=== PROVIDED DATA ===
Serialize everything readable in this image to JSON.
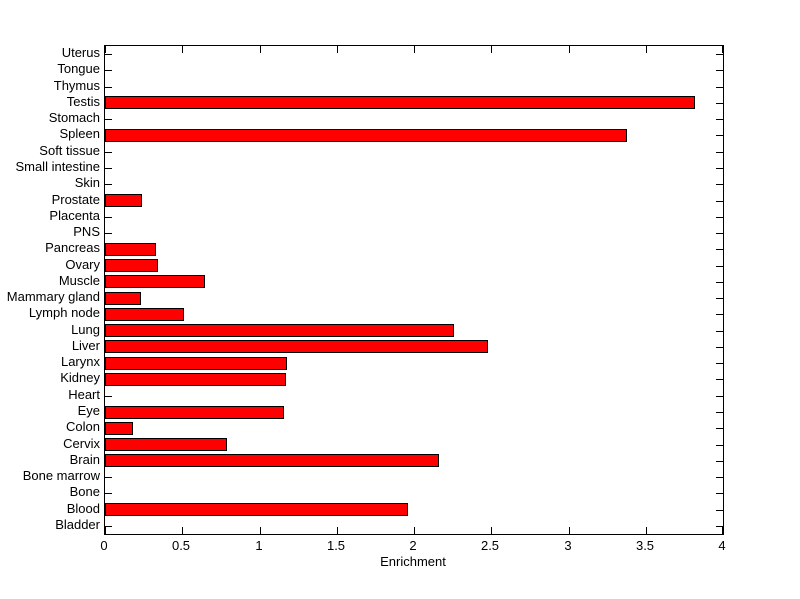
{
  "chart_data": {
    "type": "bar",
    "orientation": "horizontal",
    "title": "",
    "xlabel": "Enrichment",
    "ylabel": "",
    "xlim": [
      0,
      4
    ],
    "xticks": [
      0,
      0.5,
      1,
      1.5,
      2,
      2.5,
      3,
      3.5,
      4
    ],
    "xtick_labels": [
      "0",
      "0.5",
      "1",
      "1.5",
      "2",
      "2.5",
      "3",
      "3.5",
      "4"
    ],
    "grid": false,
    "legend": false,
    "bar_color": "#ff0000",
    "bar_border_color": "#000000",
    "axis_color": "#000000",
    "background_color": "#ffffff",
    "categories_top_to_bottom": [
      "Uterus",
      "Tongue",
      "Thymus",
      "Testis",
      "Stomach",
      "Spleen",
      "Soft tissue",
      "Small intestine",
      "Skin",
      "Prostate",
      "Placenta",
      "PNS",
      "Pancreas",
      "Ovary",
      "Muscle",
      "Mammary gland",
      "Lymph node",
      "Lung",
      "Liver",
      "Larynx",
      "Kidney",
      "Heart",
      "Eye",
      "Colon",
      "Cervix",
      "Brain",
      "Bone marrow",
      "Bone",
      "Blood",
      "Bladder"
    ],
    "values": [
      0,
      0,
      0,
      3.82,
      0,
      3.38,
      0,
      0,
      0,
      0.24,
      0,
      0,
      0.33,
      0.34,
      0.65,
      0.23,
      0.51,
      2.26,
      2.48,
      1.18,
      1.17,
      0,
      1.16,
      0.18,
      0.79,
      2.16,
      0,
      0,
      1.96,
      0
    ]
  }
}
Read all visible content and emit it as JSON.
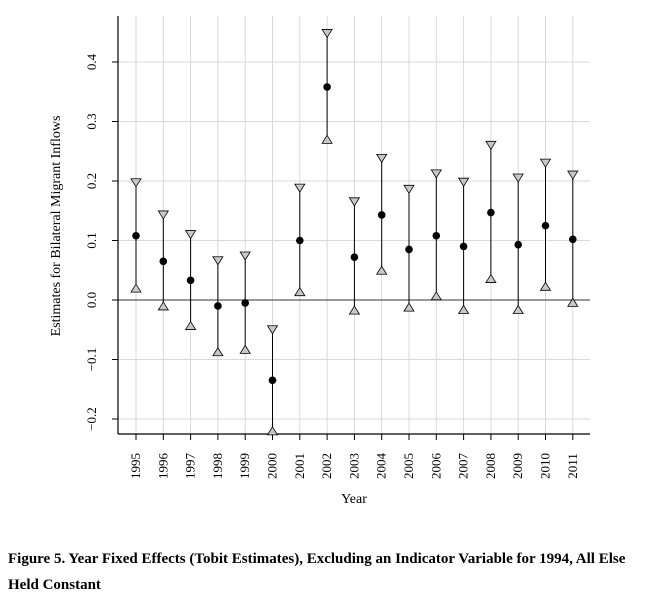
{
  "caption": "Figure 5. Year Fixed Effects (Tobit Estimates), Excluding an Indicator Variable for 1994, All Else Held Constant",
  "chart_data": {
    "type": "scatter",
    "style": "point estimates with confidence interval bars (triangle markers at bounds)",
    "xlabel": "Year",
    "ylabel": "Estimates for Bilateral Migrant Inflows",
    "x": [
      "1995",
      "1996",
      "1997",
      "1998",
      "1999",
      "2000",
      "2001",
      "2002",
      "2003",
      "2004",
      "2005",
      "2006",
      "2007",
      "2008",
      "2009",
      "2010",
      "2011"
    ],
    "estimate": [
      0.108,
      0.065,
      0.033,
      -0.01,
      -0.005,
      -0.135,
      0.1,
      0.358,
      0.072,
      0.143,
      0.085,
      0.108,
      0.09,
      0.147,
      0.093,
      0.125,
      0.102
    ],
    "upper": [
      0.197,
      0.143,
      0.11,
      0.066,
      0.074,
      -0.05,
      0.188,
      0.448,
      0.165,
      0.238,
      0.186,
      0.212,
      0.198,
      0.26,
      0.205,
      0.23,
      0.21
    ],
    "lower": [
      0.02,
      -0.01,
      -0.043,
      -0.087,
      -0.083,
      -0.22,
      0.014,
      0.27,
      -0.017,
      0.05,
      -0.012,
      0.007,
      -0.016,
      0.036,
      -0.016,
      0.023,
      -0.004
    ],
    "yticks": [
      -0.2,
      -0.1,
      0.0,
      0.1,
      0.2,
      0.3,
      0.4
    ],
    "ytick_labels": [
      "−0.2",
      "−0.1",
      "0.0",
      "0.1",
      "0.2",
      "0.3",
      "0.4"
    ],
    "ylim": [
      -0.23,
      0.475
    ],
    "reference_line": 0,
    "grid": true,
    "colors": {
      "axis": "#000000",
      "grid": "#d9d9d9",
      "point": "#000000",
      "triangle_fill": "#c8c8c8"
    }
  }
}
===
### DIRECTIVE
Set down the records in full and exactly. Do not carry over any image.

### ANSWER
Serialize everything readable in this image to JSON.
{
  "chart_data": {
    "type": "bar",
    "orientation": "horizontal",
    "title": "",
    "xlabel": "Enrichment",
    "ylabel": "",
    "xlim": [
      0,
      4
    ],
    "xticks": [
      0,
      0.5,
      1,
      1.5,
      2,
      2.5,
      3,
      3.5,
      4
    ],
    "xtick_labels": [
      "0",
      "0.5",
      "1",
      "1.5",
      "2",
      "2.5",
      "3",
      "3.5",
      "4"
    ],
    "grid": false,
    "legend": false,
    "bar_color": "#ff0000",
    "bar_border_color": "#000000",
    "axis_color": "#000000",
    "background_color": "#ffffff",
    "categories_top_to_bottom": [
      "Uterus",
      "Tongue",
      "Thymus",
      "Testis",
      "Stomach",
      "Spleen",
      "Soft tissue",
      "Small intestine",
      "Skin",
      "Prostate",
      "Placenta",
      "PNS",
      "Pancreas",
      "Ovary",
      "Muscle",
      "Mammary gland",
      "Lymph node",
      "Lung",
      "Liver",
      "Larynx",
      "Kidney",
      "Heart",
      "Eye",
      "Colon",
      "Cervix",
      "Brain",
      "Bone marrow",
      "Bone",
      "Blood",
      "Bladder"
    ],
    "values": [
      0,
      0,
      0,
      3.82,
      0,
      3.38,
      0,
      0,
      0,
      0.24,
      0,
      0,
      0.33,
      0.34,
      0.65,
      0.23,
      0.51,
      2.26,
      2.48,
      1.18,
      1.17,
      0,
      1.16,
      0.18,
      0.79,
      2.16,
      0,
      0,
      1.96,
      0
    ]
  }
}
Read all visible content and emit it as JSON.
{
  "caption": "Figure 5. Year Fixed Effects (Tobit Estimates), Excluding an Indicator Variable for 1994, All Else Held Constant",
  "chart_data": {
    "type": "scatter",
    "style": "point estimates with confidence interval bars (triangle markers at bounds)",
    "xlabel": "Year",
    "ylabel": "Estimates for Bilateral Migrant Inflows",
    "x": [
      "1995",
      "1996",
      "1997",
      "1998",
      "1999",
      "2000",
      "2001",
      "2002",
      "2003",
      "2004",
      "2005",
      "2006",
      "2007",
      "2008",
      "2009",
      "2010",
      "2011"
    ],
    "estimate": [
      0.108,
      0.065,
      0.033,
      -0.01,
      -0.005,
      -0.135,
      0.1,
      0.358,
      0.072,
      0.143,
      0.085,
      0.108,
      0.09,
      0.147,
      0.093,
      0.125,
      0.102
    ],
    "upper": [
      0.197,
      0.143,
      0.11,
      0.066,
      0.074,
      -0.05,
      0.188,
      0.448,
      0.165,
      0.238,
      0.186,
      0.212,
      0.198,
      0.26,
      0.205,
      0.23,
      0.21
    ],
    "lower": [
      0.02,
      -0.01,
      -0.043,
      -0.087,
      -0.083,
      -0.22,
      0.014,
      0.27,
      -0.017,
      0.05,
      -0.012,
      0.007,
      -0.016,
      0.036,
      -0.016,
      0.023,
      -0.004
    ],
    "yticks": [
      -0.2,
      -0.1,
      0.0,
      0.1,
      0.2,
      0.3,
      0.4
    ],
    "ytick_labels": [
      "−0.2",
      "−0.1",
      "0.0",
      "0.1",
      "0.2",
      "0.3",
      "0.4"
    ],
    "ylim": [
      -0.23,
      0.475
    ],
    "reference_line": 0,
    "grid": true,
    "colors": {
      "axis": "#000000",
      "grid": "#d9d9d9",
      "point": "#000000",
      "triangle_fill": "#c8c8c8"
    }
  }
}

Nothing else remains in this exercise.